Source document -

Furthermore, once we appreciate and acknowledge the omnipresence of causality and time, we must also admit the reality of uncertainty. Since time includes not only a “past” and a “present” but also a “future,” we must deal with the fact that our ideas about our wants, the efficacy of the means at our disposal and the causalities set in motion “now” for an outcome “later,” may turn out to be wrong.

There exists in all of our actions the possibility that the future may be different than we have anticipated as the experienced events unfold leading to that point on the horizon towards which are actions are directed. Thus, from the beginning the Austrians highlighted the imperfection of human knowledge that makes disappoint and as well as success an ever-present and possible aspect of all that we do.

This way of thinking about and emphasizing the reality of the human decision-making circumstance also resulted in an implicit focus on what today the Austrians refer to as methodological subjectivism. That is, the insight that if we are to understand the logic and meaning in men’s actions we must appreciate how the actors, themselves, evaluate, interpret, and assign meanings to their own actions, the objects of the world that enter their orbit of relevance, and the actions and intentions of others with whom they may directly or indirectly interact.

Menger highlighted that in all planned acts an actor assigns meaning to some objects as useful consumer goods, and to others as indirectly useful producer goods of one type or another that are coordinated by the planner in complementary patterns of use through time-filled periods of production. These designations and causally connected production relationships do not exist or have meaning and relevance outside of a human mind giving meaning and arrangement to the things of the world in a particular way.

The Human Actor is More than a Mathematical Function

The famous Chicago School economist, Frank H. Knight, once remarked, “The entire theory [of marginal utility] is much more convincing in the loose, common-sense formulation of Menger than it is in the more refined mathematical version of Jevons and Walras.”

From the start, Menger did not view man as a mathematical variable reduced to mere quantitative dimensions. He presents and studies individuals in the realities of human circumstances and decisions. Thus, in his own exposition of the relationship between men’s wants and any useable means, he asks when would it matter to a person if some quantity of useful means were acquired or lost, in the context of the actor’s intentions, plans and meanings.

Exercise objective - Update the stretch of the passage on Menger and Austrian economics from "Furthermore, once we" through "to be wrong." so that "omnipresence" reads "pervasiveness".

(Bounding box annotations)
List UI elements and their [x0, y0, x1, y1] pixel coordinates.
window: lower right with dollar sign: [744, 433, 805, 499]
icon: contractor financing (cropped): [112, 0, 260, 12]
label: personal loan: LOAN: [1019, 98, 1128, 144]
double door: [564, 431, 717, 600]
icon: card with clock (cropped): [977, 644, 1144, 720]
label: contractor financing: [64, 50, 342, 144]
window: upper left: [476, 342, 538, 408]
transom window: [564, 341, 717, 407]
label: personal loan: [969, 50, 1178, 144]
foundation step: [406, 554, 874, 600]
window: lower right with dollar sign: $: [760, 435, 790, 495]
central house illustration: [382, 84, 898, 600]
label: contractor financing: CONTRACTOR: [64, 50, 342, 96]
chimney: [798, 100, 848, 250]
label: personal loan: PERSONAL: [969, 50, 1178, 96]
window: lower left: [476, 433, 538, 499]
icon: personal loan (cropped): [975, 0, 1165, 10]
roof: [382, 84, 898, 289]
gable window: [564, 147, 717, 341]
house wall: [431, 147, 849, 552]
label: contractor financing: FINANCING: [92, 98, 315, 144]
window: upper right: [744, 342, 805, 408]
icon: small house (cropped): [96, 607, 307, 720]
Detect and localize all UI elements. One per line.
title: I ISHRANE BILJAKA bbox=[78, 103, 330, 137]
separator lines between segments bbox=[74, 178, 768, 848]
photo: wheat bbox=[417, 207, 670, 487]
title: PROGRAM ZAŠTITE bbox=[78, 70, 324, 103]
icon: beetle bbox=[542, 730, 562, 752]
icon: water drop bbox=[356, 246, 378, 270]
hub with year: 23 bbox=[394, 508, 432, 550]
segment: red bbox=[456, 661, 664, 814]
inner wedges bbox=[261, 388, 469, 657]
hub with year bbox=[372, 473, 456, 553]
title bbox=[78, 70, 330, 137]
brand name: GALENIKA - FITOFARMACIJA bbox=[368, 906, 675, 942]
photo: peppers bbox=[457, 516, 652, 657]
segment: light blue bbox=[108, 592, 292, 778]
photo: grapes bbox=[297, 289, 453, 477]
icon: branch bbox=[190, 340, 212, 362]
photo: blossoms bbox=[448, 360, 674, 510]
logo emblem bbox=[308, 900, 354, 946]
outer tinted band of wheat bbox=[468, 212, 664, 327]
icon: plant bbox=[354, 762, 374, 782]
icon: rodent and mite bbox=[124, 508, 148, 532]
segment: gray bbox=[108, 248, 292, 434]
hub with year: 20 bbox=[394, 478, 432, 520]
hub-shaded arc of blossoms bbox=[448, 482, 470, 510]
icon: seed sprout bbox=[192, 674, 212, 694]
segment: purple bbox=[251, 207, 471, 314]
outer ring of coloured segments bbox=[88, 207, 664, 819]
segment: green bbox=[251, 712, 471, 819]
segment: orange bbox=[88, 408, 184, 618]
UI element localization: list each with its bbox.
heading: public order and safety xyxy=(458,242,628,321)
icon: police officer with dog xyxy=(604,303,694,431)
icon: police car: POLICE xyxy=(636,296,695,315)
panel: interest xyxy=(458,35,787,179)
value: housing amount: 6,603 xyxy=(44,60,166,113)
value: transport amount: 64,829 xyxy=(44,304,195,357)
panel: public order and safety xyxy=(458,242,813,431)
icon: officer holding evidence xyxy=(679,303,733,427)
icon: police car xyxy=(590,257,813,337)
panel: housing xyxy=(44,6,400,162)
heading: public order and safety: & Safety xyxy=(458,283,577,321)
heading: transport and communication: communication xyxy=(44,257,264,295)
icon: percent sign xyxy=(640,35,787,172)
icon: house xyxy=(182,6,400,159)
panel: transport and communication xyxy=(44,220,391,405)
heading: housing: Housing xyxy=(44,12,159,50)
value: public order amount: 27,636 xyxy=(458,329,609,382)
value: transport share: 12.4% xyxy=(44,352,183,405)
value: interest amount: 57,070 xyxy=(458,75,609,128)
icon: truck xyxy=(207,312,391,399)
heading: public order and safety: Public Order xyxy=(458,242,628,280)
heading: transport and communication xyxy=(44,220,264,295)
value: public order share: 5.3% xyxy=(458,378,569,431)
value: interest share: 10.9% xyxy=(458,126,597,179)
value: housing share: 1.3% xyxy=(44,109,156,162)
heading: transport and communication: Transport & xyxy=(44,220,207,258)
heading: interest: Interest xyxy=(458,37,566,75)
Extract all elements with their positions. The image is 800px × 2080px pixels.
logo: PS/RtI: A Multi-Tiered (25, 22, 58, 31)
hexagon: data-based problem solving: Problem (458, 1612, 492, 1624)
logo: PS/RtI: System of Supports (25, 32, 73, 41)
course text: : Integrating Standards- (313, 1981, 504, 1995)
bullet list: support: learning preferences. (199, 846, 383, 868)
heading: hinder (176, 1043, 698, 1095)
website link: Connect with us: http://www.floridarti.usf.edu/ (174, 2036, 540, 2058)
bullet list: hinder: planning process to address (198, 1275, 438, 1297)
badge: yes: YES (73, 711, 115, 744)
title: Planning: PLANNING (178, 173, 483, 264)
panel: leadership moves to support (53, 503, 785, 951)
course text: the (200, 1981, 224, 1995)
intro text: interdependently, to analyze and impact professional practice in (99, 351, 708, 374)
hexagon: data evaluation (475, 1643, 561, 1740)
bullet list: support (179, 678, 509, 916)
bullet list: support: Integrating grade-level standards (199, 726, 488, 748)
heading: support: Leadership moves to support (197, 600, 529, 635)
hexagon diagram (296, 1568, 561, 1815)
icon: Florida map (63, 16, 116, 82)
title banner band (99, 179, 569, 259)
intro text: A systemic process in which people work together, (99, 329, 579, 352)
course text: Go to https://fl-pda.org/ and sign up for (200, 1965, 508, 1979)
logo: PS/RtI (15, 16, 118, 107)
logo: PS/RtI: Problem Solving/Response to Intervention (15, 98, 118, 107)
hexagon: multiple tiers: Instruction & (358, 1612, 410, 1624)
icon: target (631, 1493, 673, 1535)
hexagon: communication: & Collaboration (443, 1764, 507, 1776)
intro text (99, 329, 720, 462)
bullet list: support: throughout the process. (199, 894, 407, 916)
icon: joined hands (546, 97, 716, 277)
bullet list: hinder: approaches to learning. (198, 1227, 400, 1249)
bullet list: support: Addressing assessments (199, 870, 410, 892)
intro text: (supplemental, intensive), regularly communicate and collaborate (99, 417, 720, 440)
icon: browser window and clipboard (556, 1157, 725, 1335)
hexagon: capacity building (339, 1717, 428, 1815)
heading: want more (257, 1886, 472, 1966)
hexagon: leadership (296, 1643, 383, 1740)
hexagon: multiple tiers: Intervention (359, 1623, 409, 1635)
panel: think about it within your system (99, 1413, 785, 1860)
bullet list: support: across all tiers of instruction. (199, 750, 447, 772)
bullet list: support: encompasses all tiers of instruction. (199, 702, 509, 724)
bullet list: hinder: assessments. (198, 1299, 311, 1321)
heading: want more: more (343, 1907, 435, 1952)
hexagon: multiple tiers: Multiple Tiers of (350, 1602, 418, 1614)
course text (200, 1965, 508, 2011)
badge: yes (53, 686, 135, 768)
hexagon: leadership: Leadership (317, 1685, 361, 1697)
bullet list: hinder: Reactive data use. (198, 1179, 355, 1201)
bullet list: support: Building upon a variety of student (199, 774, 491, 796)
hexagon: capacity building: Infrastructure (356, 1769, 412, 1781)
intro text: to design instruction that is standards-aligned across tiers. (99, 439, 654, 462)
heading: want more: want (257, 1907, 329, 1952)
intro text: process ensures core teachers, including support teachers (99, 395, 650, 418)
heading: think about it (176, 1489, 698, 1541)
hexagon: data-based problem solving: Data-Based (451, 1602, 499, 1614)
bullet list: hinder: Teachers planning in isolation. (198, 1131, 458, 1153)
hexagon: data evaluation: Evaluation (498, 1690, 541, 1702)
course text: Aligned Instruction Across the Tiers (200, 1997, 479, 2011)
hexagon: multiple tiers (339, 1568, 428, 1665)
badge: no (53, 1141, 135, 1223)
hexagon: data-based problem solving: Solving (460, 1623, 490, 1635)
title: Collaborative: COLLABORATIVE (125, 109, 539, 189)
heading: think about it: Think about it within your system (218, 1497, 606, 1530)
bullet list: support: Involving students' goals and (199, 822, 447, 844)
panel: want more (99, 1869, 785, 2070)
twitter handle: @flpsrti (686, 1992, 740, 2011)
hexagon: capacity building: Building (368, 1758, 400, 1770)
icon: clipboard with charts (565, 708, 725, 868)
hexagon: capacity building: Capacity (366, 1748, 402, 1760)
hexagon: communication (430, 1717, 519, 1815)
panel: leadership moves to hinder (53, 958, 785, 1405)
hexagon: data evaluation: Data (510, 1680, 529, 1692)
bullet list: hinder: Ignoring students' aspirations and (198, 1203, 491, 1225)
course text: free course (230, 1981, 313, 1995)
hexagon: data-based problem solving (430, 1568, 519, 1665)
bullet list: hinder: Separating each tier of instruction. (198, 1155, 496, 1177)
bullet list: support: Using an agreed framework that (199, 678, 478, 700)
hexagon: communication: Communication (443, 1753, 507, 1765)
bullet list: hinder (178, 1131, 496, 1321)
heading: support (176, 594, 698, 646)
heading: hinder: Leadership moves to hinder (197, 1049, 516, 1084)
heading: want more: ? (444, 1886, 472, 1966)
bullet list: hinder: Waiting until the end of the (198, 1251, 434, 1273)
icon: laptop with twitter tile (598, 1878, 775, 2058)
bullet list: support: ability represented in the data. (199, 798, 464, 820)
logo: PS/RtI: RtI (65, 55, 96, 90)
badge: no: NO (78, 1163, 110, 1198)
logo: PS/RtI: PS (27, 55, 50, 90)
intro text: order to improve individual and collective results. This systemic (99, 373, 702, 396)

Correct answer -
Furthermore, once we appreciate and acknowledge the pervasiveness of causality and time, we must also admit the reality of uncertainty. Since time includes not only a “past” and a “present” but also a “future,” we must deal with the fact that our ideas about our wants, the efficacy of the means at our disposal and the causalities set in motion “now” for an outcome “later,” may turn out to be wrong.